* **Task brief**: Transcribe the rows below verbatim, keeping every character and number as it appears.

Element and coordinate rows
|---|

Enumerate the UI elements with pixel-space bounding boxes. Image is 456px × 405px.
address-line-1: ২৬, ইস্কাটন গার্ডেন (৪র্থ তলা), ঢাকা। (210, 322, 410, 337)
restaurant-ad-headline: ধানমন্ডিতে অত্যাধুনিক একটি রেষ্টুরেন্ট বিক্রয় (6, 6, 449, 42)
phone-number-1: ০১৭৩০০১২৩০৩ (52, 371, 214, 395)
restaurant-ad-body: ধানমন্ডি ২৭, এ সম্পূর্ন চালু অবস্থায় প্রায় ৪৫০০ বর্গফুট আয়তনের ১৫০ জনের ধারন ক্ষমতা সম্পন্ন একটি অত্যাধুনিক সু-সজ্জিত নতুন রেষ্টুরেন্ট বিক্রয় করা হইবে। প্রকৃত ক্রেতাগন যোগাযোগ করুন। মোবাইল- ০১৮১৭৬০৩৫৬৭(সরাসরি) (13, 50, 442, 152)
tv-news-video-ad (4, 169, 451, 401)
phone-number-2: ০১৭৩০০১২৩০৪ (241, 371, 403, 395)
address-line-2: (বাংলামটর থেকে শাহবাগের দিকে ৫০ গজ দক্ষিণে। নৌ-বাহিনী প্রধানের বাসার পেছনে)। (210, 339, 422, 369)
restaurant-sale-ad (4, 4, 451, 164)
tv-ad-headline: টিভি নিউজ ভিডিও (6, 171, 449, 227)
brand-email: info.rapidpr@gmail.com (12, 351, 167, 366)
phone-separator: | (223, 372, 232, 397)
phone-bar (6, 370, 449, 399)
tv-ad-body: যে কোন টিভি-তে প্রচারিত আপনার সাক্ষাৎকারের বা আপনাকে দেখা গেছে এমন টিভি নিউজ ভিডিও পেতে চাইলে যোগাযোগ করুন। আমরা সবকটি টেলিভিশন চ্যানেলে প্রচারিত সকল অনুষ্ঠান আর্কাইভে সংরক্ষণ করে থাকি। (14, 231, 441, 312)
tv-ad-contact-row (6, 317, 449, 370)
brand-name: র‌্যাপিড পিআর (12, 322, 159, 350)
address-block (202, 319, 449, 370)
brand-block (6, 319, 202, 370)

|---|

* **Task response**:
Enumerate the UI elements with pixel-space bounding boxes. Image is 456px × 405px.
address-line-1: ২৬, ইস্কাটন গার্ডেন (৪র্থ তলা), ঢাকা। (210, 322, 410, 337)
restaurant-ad-headline: ধানমন্ডিতে অত্যাধুনিক একটি রেষ্টুরেন্ট বিক্রয় (6, 6, 449, 42)
phone-number-1: ০১৭৩০০১২৩০৩ (52, 371, 214, 395)
restaurant-ad-body: ধানমন্ডি ২৭, এ সম্পূর্ন চালু অবস্থায় প্রায় ৪৫০০ বর্গফুট আয়তনের ১৫০ জনের ধারন ক্ষমতা সম্পন্ন একটি অত্যাধুনিক সু-সজ্জিত নতুন রেষ্টুরেন্ট বিক্রয় করা হইবে। প্রকৃত ক্রেতাগন যোগাযোগ করুন। মোবাইল- ০১৮১৭৬০৩৫৬৭(সরাসরি) (13, 50, 442, 152)
tv-news-video-ad (4, 169, 451, 401)
phone-number-2: ০১৭৩০০১২৩০৪ (241, 371, 403, 395)
address-line-2: (বাংলামটর থেকে শাহবাগের দিকে ৫০ গজ দক্ষিণে। নৌ-বাহিনী প্রধানের বাসার পেছনে)। (210, 339, 422, 369)
restaurant-sale-ad (4, 4, 451, 164)
tv-ad-headline: টিভি নিউজ ভিডিও (6, 171, 449, 227)
brand-email: info.rapidpr@gmail.com (12, 351, 167, 366)
phone-separator: | (223, 372, 232, 397)
phone-bar (6, 370, 449, 399)
tv-ad-body: যে কোন টিভি-তে প্রচারিত আপনার সাক্ষাৎকারের বা আপনাকে দেখা গেছে এমন টিভি নিউজ ভিডিও পেতে চাইলে যোগাযোগ করুন। আমরা সবকটি টেলিভিশন চ্যানেলে প্রচারিত সকল অনুষ্ঠান আর্কাইভে সংরক্ষণ করে থাকি। (14, 231, 441, 312)
tv-ad-contact-row (6, 317, 449, 370)
brand-name: র‌্যাপিড পিআর (12, 322, 159, 350)
address-block (202, 319, 449, 370)
brand-block (6, 319, 202, 370)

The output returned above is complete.